> [Document page entries with text]:
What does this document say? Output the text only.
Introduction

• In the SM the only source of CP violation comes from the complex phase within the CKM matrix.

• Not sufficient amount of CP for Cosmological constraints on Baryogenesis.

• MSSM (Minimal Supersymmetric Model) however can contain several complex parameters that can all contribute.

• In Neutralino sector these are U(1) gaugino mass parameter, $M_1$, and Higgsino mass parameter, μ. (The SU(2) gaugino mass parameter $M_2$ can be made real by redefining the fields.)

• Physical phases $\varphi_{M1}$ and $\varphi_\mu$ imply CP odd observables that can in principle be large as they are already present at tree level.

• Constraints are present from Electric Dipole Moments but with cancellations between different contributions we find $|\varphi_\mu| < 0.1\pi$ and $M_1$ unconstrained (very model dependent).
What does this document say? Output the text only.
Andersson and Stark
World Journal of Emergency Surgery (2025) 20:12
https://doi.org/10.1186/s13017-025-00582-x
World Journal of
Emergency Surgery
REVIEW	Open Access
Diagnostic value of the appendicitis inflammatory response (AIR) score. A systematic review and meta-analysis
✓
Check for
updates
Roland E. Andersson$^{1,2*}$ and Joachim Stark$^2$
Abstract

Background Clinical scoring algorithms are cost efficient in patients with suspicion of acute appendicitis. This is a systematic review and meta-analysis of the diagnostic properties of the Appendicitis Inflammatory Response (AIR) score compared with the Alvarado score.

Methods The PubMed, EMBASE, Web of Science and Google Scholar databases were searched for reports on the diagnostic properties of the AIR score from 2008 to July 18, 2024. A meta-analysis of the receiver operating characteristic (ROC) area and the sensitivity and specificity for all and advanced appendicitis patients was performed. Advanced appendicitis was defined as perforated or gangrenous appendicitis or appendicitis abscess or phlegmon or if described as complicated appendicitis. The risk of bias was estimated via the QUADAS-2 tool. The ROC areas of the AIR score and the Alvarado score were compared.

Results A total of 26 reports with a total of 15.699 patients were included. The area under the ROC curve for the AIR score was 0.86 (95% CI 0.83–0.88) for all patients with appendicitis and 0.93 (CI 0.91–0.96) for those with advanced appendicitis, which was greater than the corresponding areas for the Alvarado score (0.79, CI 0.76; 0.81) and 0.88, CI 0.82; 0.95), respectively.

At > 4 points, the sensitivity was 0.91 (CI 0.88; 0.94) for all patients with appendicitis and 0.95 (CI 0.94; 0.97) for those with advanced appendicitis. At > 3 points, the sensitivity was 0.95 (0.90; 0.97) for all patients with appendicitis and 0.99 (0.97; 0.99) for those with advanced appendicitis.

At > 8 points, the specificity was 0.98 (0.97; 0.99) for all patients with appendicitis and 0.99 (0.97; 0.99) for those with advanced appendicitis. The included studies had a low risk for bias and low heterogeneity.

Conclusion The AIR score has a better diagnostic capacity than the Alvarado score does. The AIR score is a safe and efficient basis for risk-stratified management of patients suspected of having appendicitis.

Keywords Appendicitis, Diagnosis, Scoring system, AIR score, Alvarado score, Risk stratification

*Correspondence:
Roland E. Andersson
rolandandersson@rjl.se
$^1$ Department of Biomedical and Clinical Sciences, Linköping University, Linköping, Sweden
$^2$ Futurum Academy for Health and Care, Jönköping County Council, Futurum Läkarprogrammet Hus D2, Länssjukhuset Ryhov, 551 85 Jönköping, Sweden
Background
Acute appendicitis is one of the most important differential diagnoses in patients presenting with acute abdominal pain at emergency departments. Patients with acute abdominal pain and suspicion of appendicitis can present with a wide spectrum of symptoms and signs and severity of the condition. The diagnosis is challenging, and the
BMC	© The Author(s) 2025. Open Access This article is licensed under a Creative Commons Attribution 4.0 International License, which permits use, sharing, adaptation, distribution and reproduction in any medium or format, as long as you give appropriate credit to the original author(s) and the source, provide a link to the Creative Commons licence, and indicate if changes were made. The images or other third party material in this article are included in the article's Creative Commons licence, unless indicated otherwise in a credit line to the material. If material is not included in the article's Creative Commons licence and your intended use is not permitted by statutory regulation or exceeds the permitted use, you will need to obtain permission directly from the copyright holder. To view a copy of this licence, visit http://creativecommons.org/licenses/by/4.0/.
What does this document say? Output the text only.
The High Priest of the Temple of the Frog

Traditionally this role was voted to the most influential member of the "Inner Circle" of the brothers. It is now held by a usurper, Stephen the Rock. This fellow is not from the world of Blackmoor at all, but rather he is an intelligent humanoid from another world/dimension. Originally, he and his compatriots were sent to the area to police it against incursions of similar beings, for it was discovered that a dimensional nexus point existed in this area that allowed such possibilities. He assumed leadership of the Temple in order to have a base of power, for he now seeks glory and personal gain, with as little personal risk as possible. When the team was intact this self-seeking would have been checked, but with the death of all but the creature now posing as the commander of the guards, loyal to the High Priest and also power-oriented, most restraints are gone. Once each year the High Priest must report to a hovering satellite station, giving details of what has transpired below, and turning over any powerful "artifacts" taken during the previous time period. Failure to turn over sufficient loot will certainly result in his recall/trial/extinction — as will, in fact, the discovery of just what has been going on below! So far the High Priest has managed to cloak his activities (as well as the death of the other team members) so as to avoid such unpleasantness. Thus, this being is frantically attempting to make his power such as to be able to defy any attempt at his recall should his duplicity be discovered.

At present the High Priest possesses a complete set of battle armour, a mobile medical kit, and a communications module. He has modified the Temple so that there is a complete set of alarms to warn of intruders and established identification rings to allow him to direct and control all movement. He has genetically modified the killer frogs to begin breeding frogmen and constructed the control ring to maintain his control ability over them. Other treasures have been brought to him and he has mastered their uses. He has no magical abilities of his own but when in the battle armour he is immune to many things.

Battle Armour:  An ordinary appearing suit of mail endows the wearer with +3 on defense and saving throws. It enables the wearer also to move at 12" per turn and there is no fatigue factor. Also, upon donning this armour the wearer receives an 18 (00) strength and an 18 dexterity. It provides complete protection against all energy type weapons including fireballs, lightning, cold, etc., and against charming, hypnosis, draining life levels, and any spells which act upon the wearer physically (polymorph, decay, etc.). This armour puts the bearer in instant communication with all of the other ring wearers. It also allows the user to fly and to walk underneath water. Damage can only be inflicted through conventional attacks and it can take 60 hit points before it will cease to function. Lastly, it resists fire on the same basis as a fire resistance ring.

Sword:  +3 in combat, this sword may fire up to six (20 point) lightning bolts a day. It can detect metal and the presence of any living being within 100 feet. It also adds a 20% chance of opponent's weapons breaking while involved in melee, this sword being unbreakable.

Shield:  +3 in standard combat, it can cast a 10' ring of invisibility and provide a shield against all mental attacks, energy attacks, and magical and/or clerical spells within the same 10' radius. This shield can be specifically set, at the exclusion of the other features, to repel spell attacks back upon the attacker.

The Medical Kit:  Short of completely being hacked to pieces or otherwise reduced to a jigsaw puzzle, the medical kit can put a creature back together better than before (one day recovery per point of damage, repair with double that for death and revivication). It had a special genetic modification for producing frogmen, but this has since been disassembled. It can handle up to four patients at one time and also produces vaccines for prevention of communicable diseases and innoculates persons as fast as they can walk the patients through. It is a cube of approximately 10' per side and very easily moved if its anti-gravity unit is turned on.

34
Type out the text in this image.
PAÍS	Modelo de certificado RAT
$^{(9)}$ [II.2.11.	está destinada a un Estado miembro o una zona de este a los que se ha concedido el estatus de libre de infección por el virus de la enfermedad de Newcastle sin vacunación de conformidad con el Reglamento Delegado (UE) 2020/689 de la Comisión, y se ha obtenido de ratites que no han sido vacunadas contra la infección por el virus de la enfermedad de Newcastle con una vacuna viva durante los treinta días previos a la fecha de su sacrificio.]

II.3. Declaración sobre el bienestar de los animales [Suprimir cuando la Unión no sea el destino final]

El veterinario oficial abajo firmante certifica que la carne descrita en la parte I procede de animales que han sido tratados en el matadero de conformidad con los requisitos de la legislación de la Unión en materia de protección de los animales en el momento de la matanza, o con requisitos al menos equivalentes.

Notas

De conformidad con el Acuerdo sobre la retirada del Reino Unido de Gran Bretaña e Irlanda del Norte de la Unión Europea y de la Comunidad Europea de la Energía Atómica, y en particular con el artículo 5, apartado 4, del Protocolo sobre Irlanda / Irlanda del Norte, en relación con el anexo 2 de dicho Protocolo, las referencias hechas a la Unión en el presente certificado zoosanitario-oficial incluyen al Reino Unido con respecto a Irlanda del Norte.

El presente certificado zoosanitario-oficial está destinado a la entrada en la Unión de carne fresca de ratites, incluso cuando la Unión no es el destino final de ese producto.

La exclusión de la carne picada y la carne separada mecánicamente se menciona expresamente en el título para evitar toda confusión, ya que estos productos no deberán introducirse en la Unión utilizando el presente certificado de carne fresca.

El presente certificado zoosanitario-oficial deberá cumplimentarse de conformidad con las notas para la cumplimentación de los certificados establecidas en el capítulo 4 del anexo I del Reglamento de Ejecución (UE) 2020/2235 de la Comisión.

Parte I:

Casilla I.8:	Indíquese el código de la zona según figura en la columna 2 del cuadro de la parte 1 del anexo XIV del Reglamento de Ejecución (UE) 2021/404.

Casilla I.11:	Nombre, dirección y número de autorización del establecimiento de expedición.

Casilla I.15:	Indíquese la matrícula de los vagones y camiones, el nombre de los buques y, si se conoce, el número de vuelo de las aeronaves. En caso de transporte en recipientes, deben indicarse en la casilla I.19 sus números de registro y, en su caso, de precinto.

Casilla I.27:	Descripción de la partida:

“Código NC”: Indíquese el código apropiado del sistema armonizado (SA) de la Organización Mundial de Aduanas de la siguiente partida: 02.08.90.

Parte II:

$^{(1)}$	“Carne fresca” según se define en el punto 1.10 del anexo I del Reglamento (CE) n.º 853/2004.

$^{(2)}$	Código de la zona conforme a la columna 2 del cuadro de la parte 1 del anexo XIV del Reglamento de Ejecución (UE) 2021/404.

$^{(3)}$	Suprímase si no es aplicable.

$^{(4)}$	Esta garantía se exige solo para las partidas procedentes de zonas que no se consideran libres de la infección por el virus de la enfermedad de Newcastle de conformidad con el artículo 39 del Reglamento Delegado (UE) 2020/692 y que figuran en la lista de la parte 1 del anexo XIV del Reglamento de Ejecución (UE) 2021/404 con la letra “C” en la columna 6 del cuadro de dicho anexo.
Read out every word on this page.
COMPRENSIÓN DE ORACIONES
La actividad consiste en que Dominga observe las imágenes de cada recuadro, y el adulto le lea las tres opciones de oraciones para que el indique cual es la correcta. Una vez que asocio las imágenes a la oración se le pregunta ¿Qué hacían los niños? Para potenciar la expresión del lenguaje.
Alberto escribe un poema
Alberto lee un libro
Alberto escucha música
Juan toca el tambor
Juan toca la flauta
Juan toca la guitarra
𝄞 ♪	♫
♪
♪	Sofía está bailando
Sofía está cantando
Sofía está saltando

> [WHAT THE EXERCISE ASKS]: In the entries above, find each line containing the string "Sofía" and copy it.

> [SOLUTION]:
♪	Sofía está bailando
Sofía está cantando
Sofía está saltando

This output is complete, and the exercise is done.